Directions for this task - Leave out the pictures and copy the remaining records exactly.

Records for this exercise -
▶

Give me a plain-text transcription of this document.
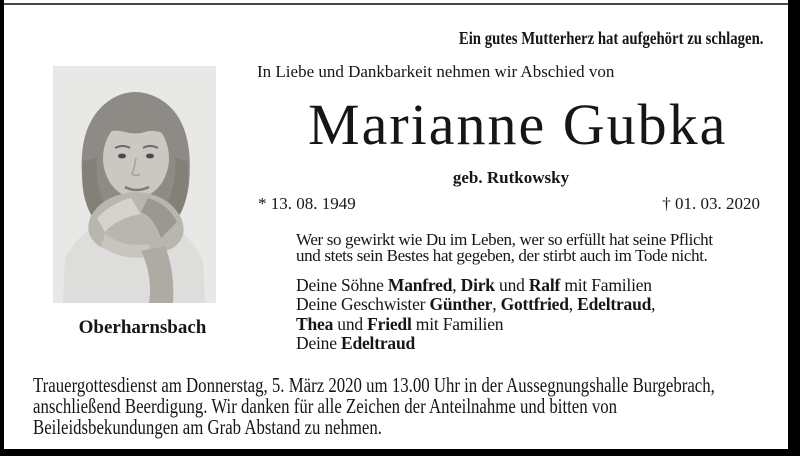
Ein gutes Mutterherz hat aufgehört zu schlagen.
Oberharnsbach
In Liebe und Dankbarkeit nehmen wir Abschied von
Marianne Gubka
geb. Rutkowsky
* 13. 08. 1949	† 01. 03. 2020
Wer so gewirkt wie Du im Leben, wer so erfüllt hat seine Pflicht
und stets sein Bestes hat gegeben, der stirbt auch im Tode nicht.
Deine Söhne Manfred, Dirk und Ralf mit Familien
Deine Geschwister Günther, Gottfried, Edeltraud,
Thea und Friedl mit Familien
Deine Edeltraud
Trauergottesdienst am Donnerstag, 5. März 2020 um 13.00 Uhr in der Aussegnungshalle Burgebrach,
anschließend Beerdigung. Wir danken für alle Zeichen der Anteilnahme und bitten von
Beileidsbekundungen am Grab Abstand zu nehmen.
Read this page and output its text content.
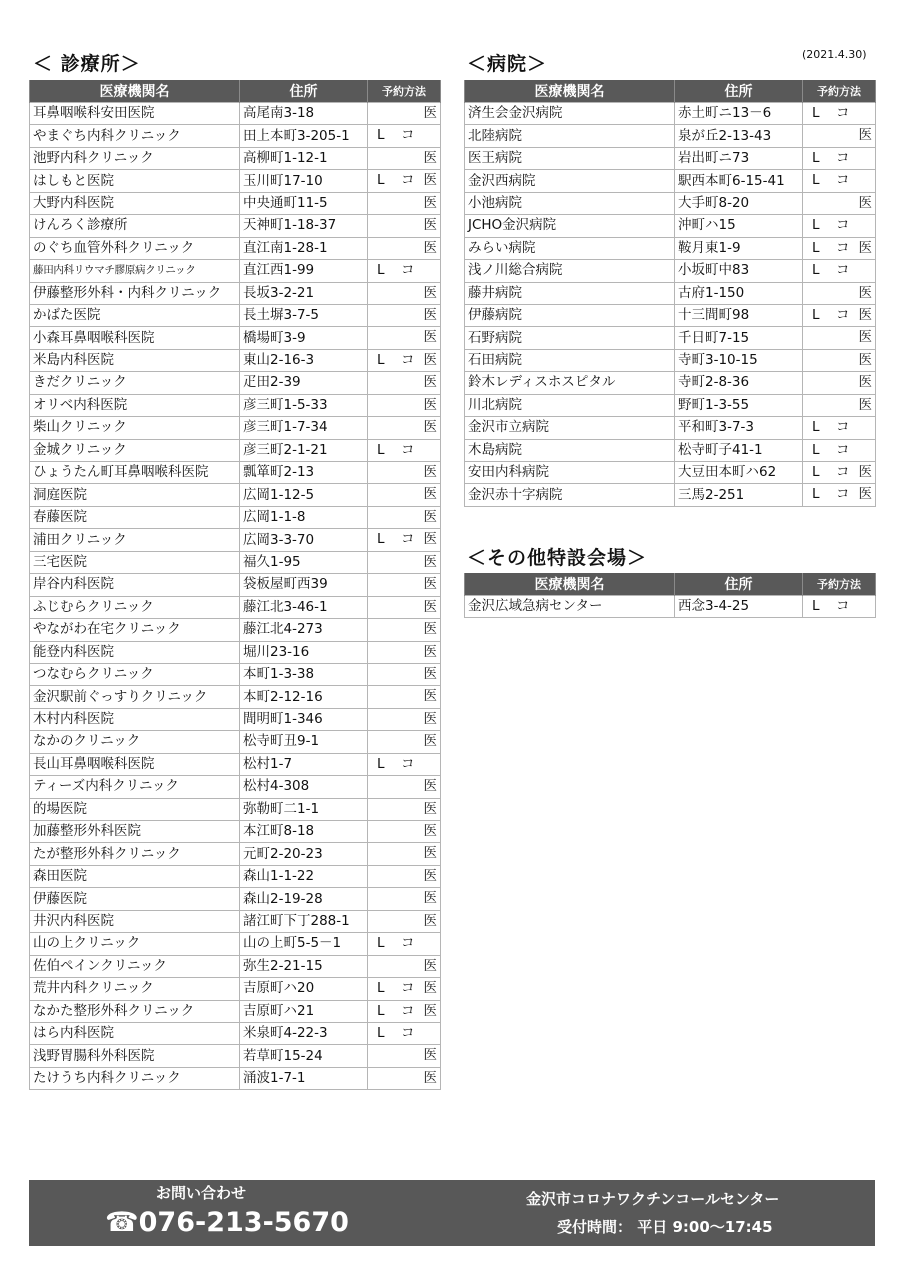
＜ 診療所＞
医療機関名	住所	予約方法
耳鼻咽喉科安田医院	高尾南3-18	医

やまぐち内科クリニック	田上本町3-205-1	L コ

池野内科クリニック	高柳町1-12-1	医

はしもと医院	玉川町17-10	L コ 医

大野内科医院	中央通町11-5	医

けんろく診療所	天神町1-18-37	医

のぐち血管外科クリニック	直江南1-28-1	医

藤田内科リウマチ膠原病クリニック	直江西1-99	L コ

伊藤整形外科・内科クリニック	長坂3-2-21	医

かばた医院	長土塀3-7-5	医

小森耳鼻咽喉科医院	橋場町3-9	医

米島内科医院	東山2-16-3	L コ 医

きだクリニック	疋田2-39	医

オリベ内科医院	彦三町1-5-33	医

柴山クリニック	彦三町1-7-34	医

金城クリニック	彦三町2-1-21	L コ

ひょうたん町耳鼻咽喉科医院	瓢箪町2-13	医

洞庭医院	広岡1-12-5	医

春藤医院	広岡1-1-8	医

浦田クリニック	広岡3-3-70	L コ 医

三宅医院	福久1-95	医

岸谷内科医院	袋板屋町西39	医

ふじむらクリニック	藤江北3-46-1	医

やながわ在宅クリニック	藤江北4-273	医

能登内科医院	堀川23-16	医

つなむらクリニック	本町1-3-38	医

金沢駅前ぐっすりクリニック	本町2-12-16	医

木村内科医院	間明町1-346	医

なかのクリニック	松寺町丑9-1	医

長山耳鼻咽喉科医院	松村1-7	L コ

ティーズ内科クリニック	松村4-308	医

的場医院	弥勒町二1-1	医

加藤整形外科医院	本江町8-18	医

たが整形外科クリニック	元町2-20-23	医

森田医院	森山1-1-22	医

伊藤医院	森山2-19-28	医

井沢内科医院	諸江町下丁288-1	医

山の上クリニック	山の上町5-5－1	L コ

佐伯ペインクリニック	弥生2-21-15	医

荒井内科クリニック	吉原町ハ20	L コ 医

なかた整形外科クリニック	吉原町ハ21	L コ 医

はら内科医院	米泉町4-22-3	L コ

浅野胃腸科外科医院	若草町15-24	医

たけうち内科クリニック	涌波1-7-1	医
＜病院＞	(2021.4.30)
医療機関名	住所	予約方法
済生会金沢病院	赤土町ニ13－6	L コ

北陸病院	泉が丘2-13-43	医

医王病院	岩出町ニ73	L コ

金沢西病院	駅西本町6-15-41	L コ

小池病院	大手町8-20	医

JCHO金沢病院	沖町ハ15	L コ

みらい病院	鞍月東1-9	L コ 医

浅ノ川総合病院	小坂町中83	L コ

藤井病院	古府1-150	医

伊藤病院	十三間町98	L コ 医

石野病院	千日町7-15	医

石田病院	寺町3-10-15	医

鈴木レディスホスピタル	寺町2-8-36	医

川北病院	野町1-3-55	医

金沢市立病院	平和町3-7-3	L コ

木島病院	松寺町子41-1	L コ

安田内科病院	大豆田本町ハ62	L コ 医

金沢赤十字病院	三馬2-251	L コ 医
＜その他特設会場＞
医療機関名	住所	予約方法
金沢広域急病センター	西念3-4-25	L コ
お問い合わせ
☎076-213-5670
金沢市コロナワクチンコールセンター
受付時間： 平日 9:00～17:45
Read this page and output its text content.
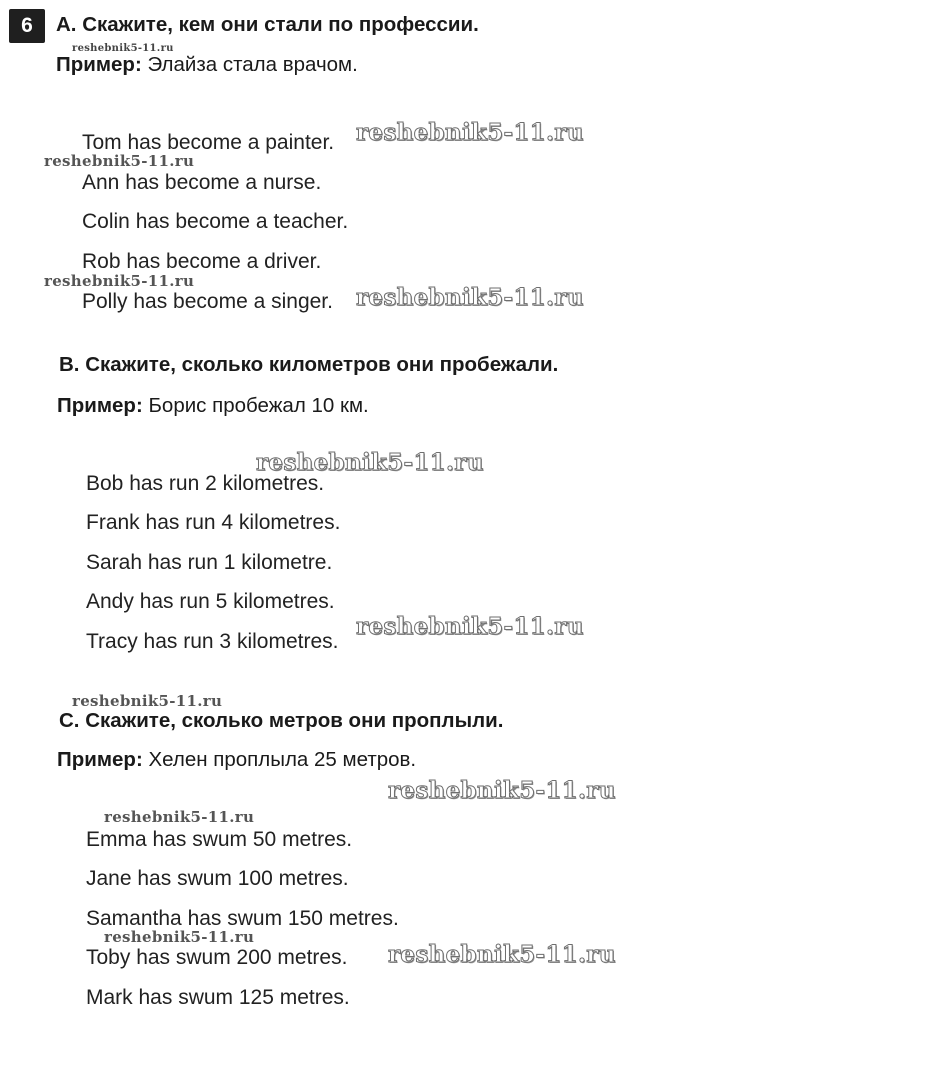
6	A. Скажите, кем они стали по профессии.
Пример: Элайза стала врачом.
Tom has become a painter.
Ann has become a nurse.
Colin has become a teacher.
Rob has become a driver.
Polly has become a singer.
B. Скажите, сколько километров они пробежали.
Пример: Борис пробежал 10 км.
Bob has run 2 kilometres.
Frank has run 4 kilometres.
Sarah has run 1 kilometre.
Andy has run 5 kilometres.
Tracy has run 3 kilometres.
C. Скажите, сколько метров они проплыли.
Пример: Хелен проплыла 25 метров.
Emma has swum 50 metres.
Jane has swum 100 metres.
Samantha has swum 150 metres.
Toby has swum 200 metres.
Mark has swum 125 metres.
reshebnik5-11.ru
reshebnik5-11.ru
reshebnik5-11.ru
reshebnik5-11.ru
reshebnik5-11.ru
reshebnik5-11.ru
reshebnik5-11.ru
reshebnik5-11.ru
reshebnik5-11.ru
reshebnik5-11.ru
reshebnik5-11.ru
reshebnik5-11.ru
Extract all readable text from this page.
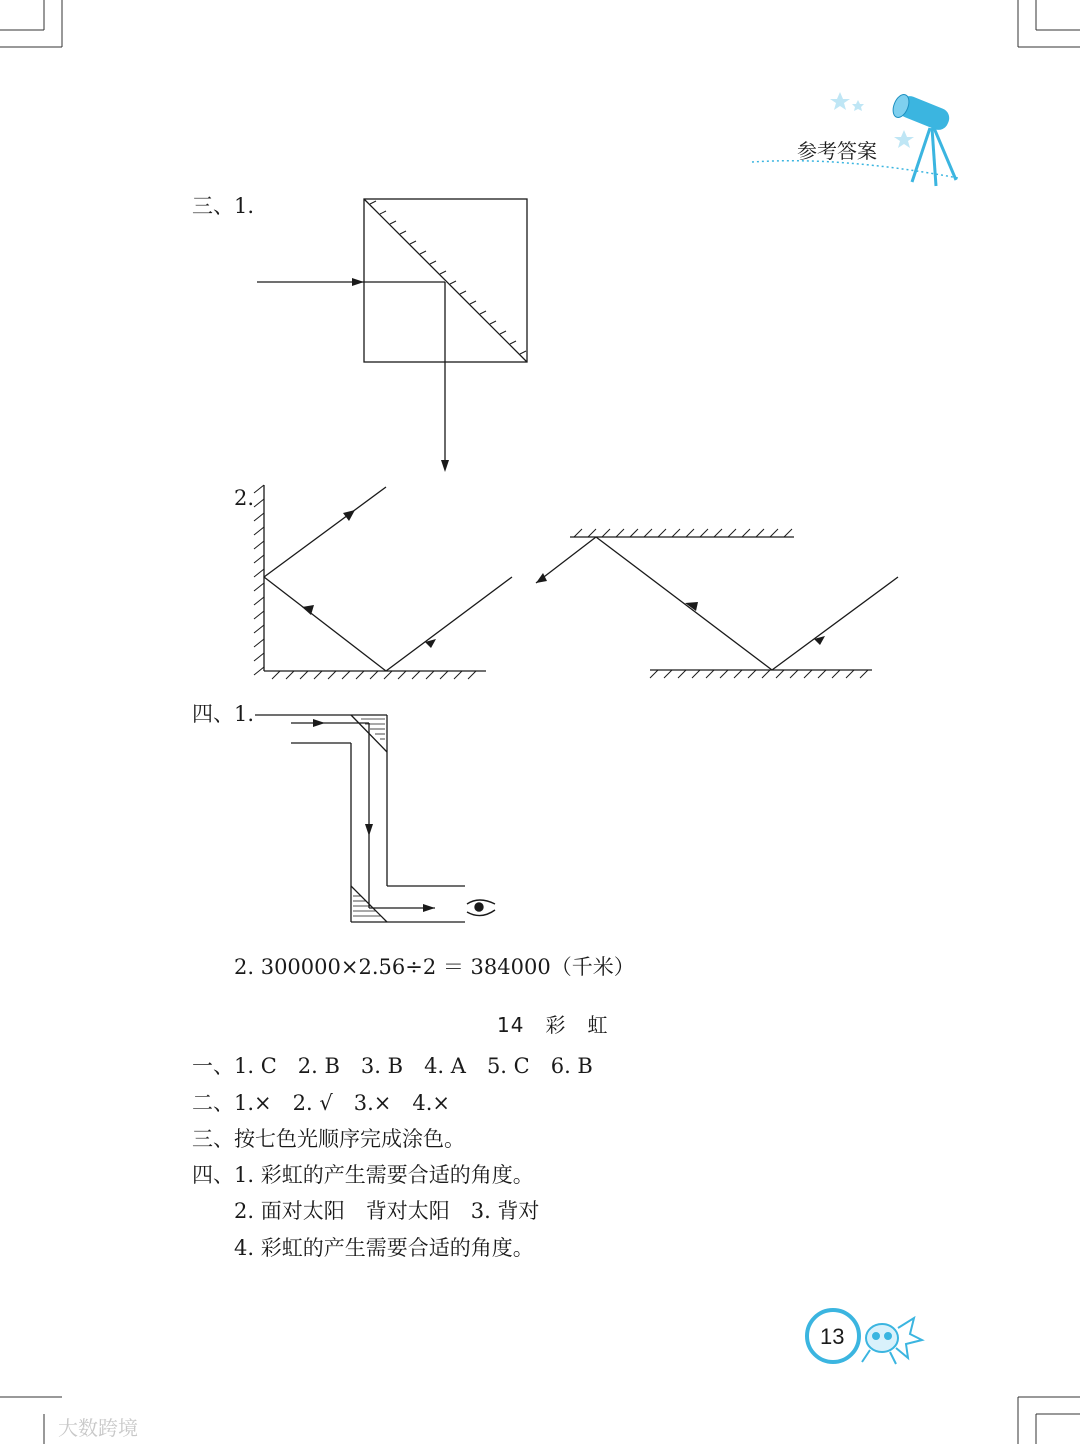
参考答案
三、1.
2.
四、1.
2. 300000×2.56÷2 ＝ 384000（千米）
14　彩　虹
一、1. C　2. B　3. B　4. A　5. C　6. B
二、1.×　2. √　3.×　4.×
三、按七色光顺序完成涂色。
四、1. 彩虹的产生需要合适的角度。
2. 面对太阳　背对太阳　3. 背对
4. 彩虹的产生需要合适的角度。
13
大数跨境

◀

Task result -
Give me a plain-text transcription of this document.
Ein gutes Mutterherz hat aufgehört zu schlagen.
Oberharnsbach
In Liebe und Dankbarkeit nehmen wir Abschied von
Marianne Gubka
geb. Rutkowsky
* 13. 08. 1949	† 01. 03. 2020
Wer so gewirkt wie Du im Leben, wer so erfüllt hat seine Pflicht
und stets sein Bestes hat gegeben, der stirbt auch im Tode nicht.
Deine Söhne Manfred, Dirk und Ralf mit Familien
Deine Geschwister Günther, Gottfried, Edeltraud,
Thea und Friedl mit Familien
Deine Edeltraud
Trauergottesdienst am Donnerstag, 5. März 2020 um 13.00 Uhr in der Aussegnungshalle Burgebrach,
anschließend Beerdigung. Wir danken für alle Zeichen der Anteilnahme und bitten von
Beileidsbekundungen am Grab Abstand zu nehmen.
Read this page and output its text content.
＜ 診療所＞
医療機関名	住所	予約方法
耳鼻咽喉科安田医院	高尾南3-18	医

やまぐち内科クリニック	田上本町3-205-1	L コ

池野内科クリニック	高柳町1-12-1	医

はしもと医院	玉川町17-10	L コ 医

大野内科医院	中央通町11-5	医

けんろく診療所	天神町1-18-37	医

のぐち血管外科クリニック	直江南1-28-1	医

藤田内科リウマチ膠原病クリニック	直江西1-99	L コ

伊藤整形外科・内科クリニック	長坂3-2-21	医

かばた医院	長土塀3-7-5	医

小森耳鼻咽喉科医院	橋場町3-9	医

米島内科医院	東山2-16-3	L コ 医

きだクリニック	疋田2-39	医

オリベ内科医院	彦三町1-5-33	医

柴山クリニック	彦三町1-7-34	医

金城クリニック	彦三町2-1-21	L コ

ひょうたん町耳鼻咽喉科医院	瓢箪町2-13	医

洞庭医院	広岡1-12-5	医

春藤医院	広岡1-1-8	医

浦田クリニック	広岡3-3-70	L コ 医

三宅医院	福久1-95	医

岸谷内科医院	袋板屋町西39	医

ふじむらクリニック	藤江北3-46-1	医

やながわ在宅クリニック	藤江北4-273	医

能登内科医院	堀川23-16	医

つなむらクリニック	本町1-3-38	医

金沢駅前ぐっすりクリニック	本町2-12-16	医

木村内科医院	間明町1-346	医

なかのクリニック	松寺町丑9-1	医

長山耳鼻咽喉科医院	松村1-7	L コ

ティーズ内科クリニック	松村4-308	医

的場医院	弥勒町二1-1	医

加藤整形外科医院	本江町8-18	医

たが整形外科クリニック	元町2-20-23	医

森田医院	森山1-1-22	医

伊藤医院	森山2-19-28	医

井沢内科医院	諸江町下丁288-1	医

山の上クリニック	山の上町5-5－1	L コ

佐伯ペインクリニック	弥生2-21-15	医

荒井内科クリニック	吉原町ハ20	L コ 医

なかた整形外科クリニック	吉原町ハ21	L コ 医

はら内科医院	米泉町4-22-3	L コ

浅野胃腸科外科医院	若草町15-24	医

たけうち内科クリニック	涌波1-7-1	医
＜病院＞	(2021.4.30)
医療機関名	住所	予約方法
済生会金沢病院	赤土町ニ13－6	L コ

北陸病院	泉が丘2-13-43	医

医王病院	岩出町ニ73	L コ

金沢西病院	駅西本町6-15-41	L コ

小池病院	大手町8-20	医

JCHO金沢病院	沖町ハ15	L コ

みらい病院	鞍月東1-9	L コ 医

浅ノ川総合病院	小坂町中83	L コ

藤井病院	古府1-150	医

伊藤病院	十三間町98	L コ 医

石野病院	千日町7-15	医

石田病院	寺町3-10-15	医

鈴木レディスホスピタル	寺町2-8-36	医

川北病院	野町1-3-55	医

金沢市立病院	平和町3-7-3	L コ

木島病院	松寺町子41-1	L コ

安田内科病院	大豆田本町ハ62	L コ 医

金沢赤十字病院	三馬2-251	L コ 医
＜その他特設会場＞
医療機関名	住所	予約方法
金沢広域急病センター	西念3-4-25	L コ
お問い合わせ
☎076-213-5670
金沢市コロナワクチンコールセンター
受付時間： 平日 9:00～17:45
Read this page and output its text content.
6	A. Скажите, кем они стали по профессии.
Пример: Элайза стала врачом.
Tom has become a painter.
Ann has become a nurse.
Colin has become a teacher.
Rob has become a driver.
Polly has become a singer.
B. Скажите, сколько километров они пробежали.
Пример: Борис пробежал 10 км.
Bob has run 2 kilometres.
Frank has run 4 kilometres.
Sarah has run 1 kilometre.
Andy has run 5 kilometres.
Tracy has run 3 kilometres.
C. Скажите, сколько метров они проплыли.
Пример: Хелен проплыла 25 метров.
Emma has swum 50 metres.
Jane has swum 100 metres.
Samantha has swum 150 metres.
Toby has swum 200 metres.
Mark has swum 125 metres.
reshebnik5-11.ru
reshebnik5-11.ru
reshebnik5-11.ru
reshebnik5-11.ru
reshebnik5-11.ru
reshebnik5-11.ru
reshebnik5-11.ru
reshebnik5-11.ru
reshebnik5-11.ru
reshebnik5-11.ru
reshebnik5-11.ru
reshebnik5-11.ru
Extract all readable text from this page.
参考答案
三、1.
2.
四、1.
2. 300000×2.56÷2 ＝ 384000（千米）
14　彩　虹
一、1. C　2. B　3. B　4. A　5. C　6. B
二、1.×　2. √　3.×　4.×
三、按七色光顺序完成涂色。
四、1. 彩虹的产生需要合适的角度。
2. 面对太阳　背对太阳　3. 背对
4. 彩虹的产生需要合适的角度。
13
大数跨境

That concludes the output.